Instructions to follow: Reproduce the records below line for line, leaving out the pictures.

Material shown:
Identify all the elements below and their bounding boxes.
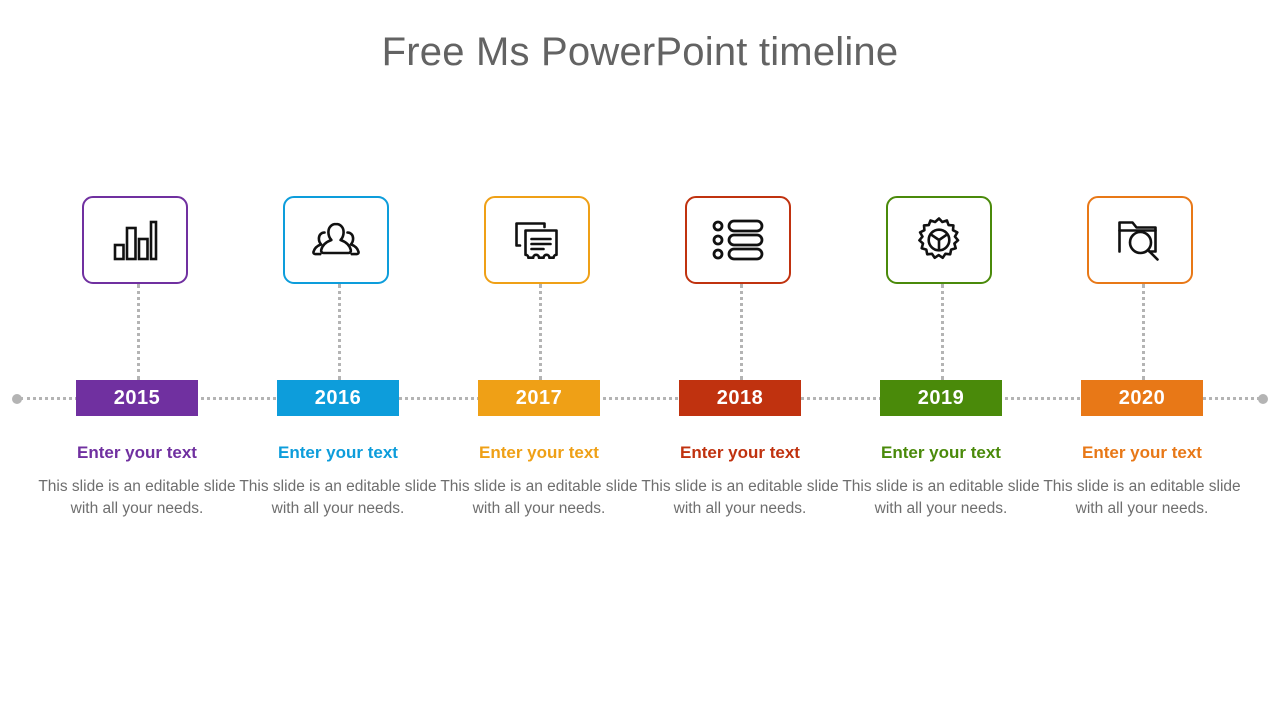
connector-line-2016 <box>337 284 341 380</box>
year-bar-2019[interactable]: 2019 <box>880 380 1002 416</box>
connector-line-2019 <box>940 284 944 380</box>
body-text-2017: This slide is an editable slide with all… <box>440 478 638 517</box>
connector-line-2018 <box>739 284 743 380</box>
heading-2019: Enter your text <box>881 443 1001 462</box>
body-text-2018: This slide is an editable slide with all… <box>641 478 839 517</box>
year-label: 2016 <box>314 386 362 409</box>
bulleted-list-icon <box>712 219 764 261</box>
body-text-2016: This slide is an editable slide with all… <box>239 478 437 517</box>
milestone-column-2015: 2015 Enter your text This slide is an ed… <box>37 0 238 720</box>
bar-chart-icon <box>112 219 158 261</box>
body-text-2020: This slide is an editable slide with all… <box>1043 478 1241 517</box>
heading-2018: Enter your text <box>680 443 800 462</box>
year-label: 2018 <box>716 386 764 409</box>
year-label: 2017 <box>515 386 563 409</box>
users-group-icon <box>310 218 362 262</box>
connector-line-2020 <box>1141 284 1145 380</box>
year-label: 2019 <box>917 386 965 409</box>
milestone-column-2019: 2019 Enter your text This slide is an ed… <box>841 0 1042 720</box>
milestone-column-2020: 2020 Enter your text This slide is an ed… <box>1042 0 1243 720</box>
icon-card-2015[interactable] <box>82 196 188 284</box>
body-text-2019: This slide is an editable slide with all… <box>842 478 1040 517</box>
milestone-columns: 2015 Enter your text This slide is an ed… <box>0 0 1280 720</box>
icon-card-2016[interactable] <box>283 196 389 284</box>
icon-card-2020[interactable] <box>1087 196 1193 284</box>
body-text-2015: This slide is an editable slide with all… <box>38 478 236 517</box>
heading-2017: Enter your text <box>479 443 599 462</box>
year-label: 2015 <box>113 386 161 409</box>
connector-line-2017 <box>538 284 542 380</box>
icon-card-2017[interactable] <box>484 196 590 284</box>
heading-2016: Enter your text <box>278 443 398 462</box>
connector-line-2015 <box>136 284 140 380</box>
year-bar-2015[interactable]: 2015 <box>76 380 198 416</box>
milestone-column-2017: 2017 Enter your text This slide is an ed… <box>439 0 640 720</box>
year-bar-2016[interactable]: 2016 <box>277 380 399 416</box>
year-label: 2020 <box>1118 386 1166 409</box>
year-bar-2018[interactable]: 2018 <box>679 380 801 416</box>
year-bar-2017[interactable]: 2017 <box>478 380 600 416</box>
milestone-column-2018: 2018 Enter your text This slide is an ed… <box>640 0 841 720</box>
heading-2020: Enter your text <box>1082 443 1202 462</box>
gear-steering-icon <box>915 216 963 264</box>
documents-certificate-icon <box>512 218 562 262</box>
heading-2015: Enter your text <box>77 443 197 462</box>
year-bar-2020[interactable]: 2020 <box>1081 380 1203 416</box>
milestone-column-2016: 2016 Enter your text This slide is an ed… <box>238 0 439 720</box>
folder-search-icon <box>1115 217 1165 263</box>
icon-card-2019[interactable] <box>886 196 992 284</box>
icon-card-2018[interactable] <box>685 196 791 284</box>
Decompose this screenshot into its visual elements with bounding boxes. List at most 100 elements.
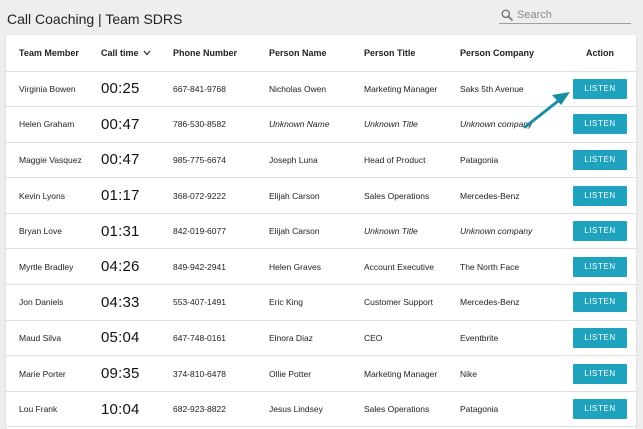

Problem solution:
Identify all the elements below and their bounding boxes.
connector-line-2016 <box>337 284 341 380</box>
year-bar-2019[interactable]: 2019 <box>880 380 1002 416</box>
connector-line-2019 <box>940 284 944 380</box>
body-text-2017: This slide is an editable slide with all… <box>440 478 638 517</box>
connector-line-2018 <box>739 284 743 380</box>
heading-2019: Enter your text <box>881 443 1001 462</box>
body-text-2018: This slide is an editable slide with all… <box>641 478 839 517</box>
year-label: 2016 <box>314 386 362 409</box>
bulleted-list-icon <box>712 219 764 261</box>
body-text-2016: This slide is an editable slide with all… <box>239 478 437 517</box>
milestone-column-2015: 2015 Enter your text This slide is an ed… <box>37 0 238 720</box>
bar-chart-icon <box>112 219 158 261</box>
body-text-2020: This slide is an editable slide with all… <box>1043 478 1241 517</box>
heading-2018: Enter your text <box>680 443 800 462</box>
year-label: 2018 <box>716 386 764 409</box>
year-label: 2017 <box>515 386 563 409</box>
users-group-icon <box>310 218 362 262</box>
connector-line-2020 <box>1141 284 1145 380</box>
year-label: 2019 <box>917 386 965 409</box>
milestone-column-2019: 2019 Enter your text This slide is an ed… <box>841 0 1042 720</box>
milestone-column-2020: 2020 Enter your text This slide is an ed… <box>1042 0 1243 720</box>
icon-card-2015[interactable] <box>82 196 188 284</box>
body-text-2019: This slide is an editable slide with all… <box>842 478 1040 517</box>
milestone-columns: 2015 Enter your text This slide is an ed… <box>0 0 1280 720</box>
icon-card-2016[interactable] <box>283 196 389 284</box>
icon-card-2020[interactable] <box>1087 196 1193 284</box>
body-text-2015: This slide is an editable slide with all… <box>38 478 236 517</box>
heading-2017: Enter your text <box>479 443 599 462</box>
year-label: 2015 <box>113 386 161 409</box>
connector-line-2017 <box>538 284 542 380</box>
icon-card-2017[interactable] <box>484 196 590 284</box>
heading-2016: Enter your text <box>278 443 398 462</box>
connector-line-2015 <box>136 284 140 380</box>
year-bar-2015[interactable]: 2015 <box>76 380 198 416</box>
milestone-column-2017: 2017 Enter your text This slide is an ed… <box>439 0 640 720</box>
year-bar-2016[interactable]: 2016 <box>277 380 399 416</box>
year-label: 2020 <box>1118 386 1166 409</box>
year-bar-2018[interactable]: 2018 <box>679 380 801 416</box>
year-bar-2017[interactable]: 2017 <box>478 380 600 416</box>
milestone-column-2018: 2018 Enter your text This slide is an ed… <box>640 0 841 720</box>
heading-2020: Enter your text <box>1082 443 1202 462</box>
gear-steering-icon <box>915 216 963 264</box>
documents-certificate-icon <box>512 218 562 262</box>
heading-2015: Enter your text <box>77 443 197 462</box>
year-bar-2020[interactable]: 2020 <box>1081 380 1203 416</box>
milestone-column-2016: 2016 Enter your text This slide is an ed… <box>238 0 439 720</box>
folder-search-icon <box>1115 217 1165 263</box>
icon-card-2019[interactable] <box>886 196 992 284</box>
icon-card-2018[interactable] <box>685 196 791 284</box>
Decompose this screenshot into its visual elements with bounding boxes. List at most 100 elements.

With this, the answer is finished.